Set exercise - Transcribe the material in full, exactly as written.

(Saved data entries)
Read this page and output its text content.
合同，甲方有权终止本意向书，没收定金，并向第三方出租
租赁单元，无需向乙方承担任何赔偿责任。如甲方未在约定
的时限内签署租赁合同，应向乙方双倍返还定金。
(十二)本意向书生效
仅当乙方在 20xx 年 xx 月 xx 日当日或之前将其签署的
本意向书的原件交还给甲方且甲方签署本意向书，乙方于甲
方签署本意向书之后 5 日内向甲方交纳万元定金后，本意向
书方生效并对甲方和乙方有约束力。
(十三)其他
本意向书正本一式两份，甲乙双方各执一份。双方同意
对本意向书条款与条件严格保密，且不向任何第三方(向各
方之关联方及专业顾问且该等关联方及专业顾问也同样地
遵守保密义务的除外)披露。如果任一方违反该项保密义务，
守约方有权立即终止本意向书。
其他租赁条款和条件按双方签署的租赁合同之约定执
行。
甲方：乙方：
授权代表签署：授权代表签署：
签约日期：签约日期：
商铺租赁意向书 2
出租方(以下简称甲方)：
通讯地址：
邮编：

Written reply -
Read this page and output its text content.
合同，甲方有权终止本意向书，没收定金，并向第三方出租
租赁单元，无需向乙方承担任何赔偿责任。如甲方未在约定
的时限内签署租赁合同，应向乙方双倍返还定金。
(十二)本意向书生效
仅当乙方在 20xx 年 xx 月 xx 日当日或之前将其签署的
本意向书的原件交还给甲方且甲方签署本意向书，乙方于甲
方签署本意向书之后 5 日内向甲方交纳万元定金后，本意向
书方生效并对甲方和乙方有约束力。
(十三)其他
本意向书正本一式两份，甲乙双方各执一份。双方同意
对本意向书条款与条件严格保密，且不向任何第三方(向各
方之关联方及专业顾问且该等关联方及专业顾问也同样地
遵守保密义务的除外)披露。如果任一方违反该项保密义务，
守约方有权立即终止本意向书。
其他租赁条款和条件按双方签署的租赁合同之约定执
行。
甲方：乙方：
授权代表签署：授权代表签署：
签约日期：签约日期：
商铺租赁意向书 2
出租方(以下简称甲方)：
通讯地址：
邮编：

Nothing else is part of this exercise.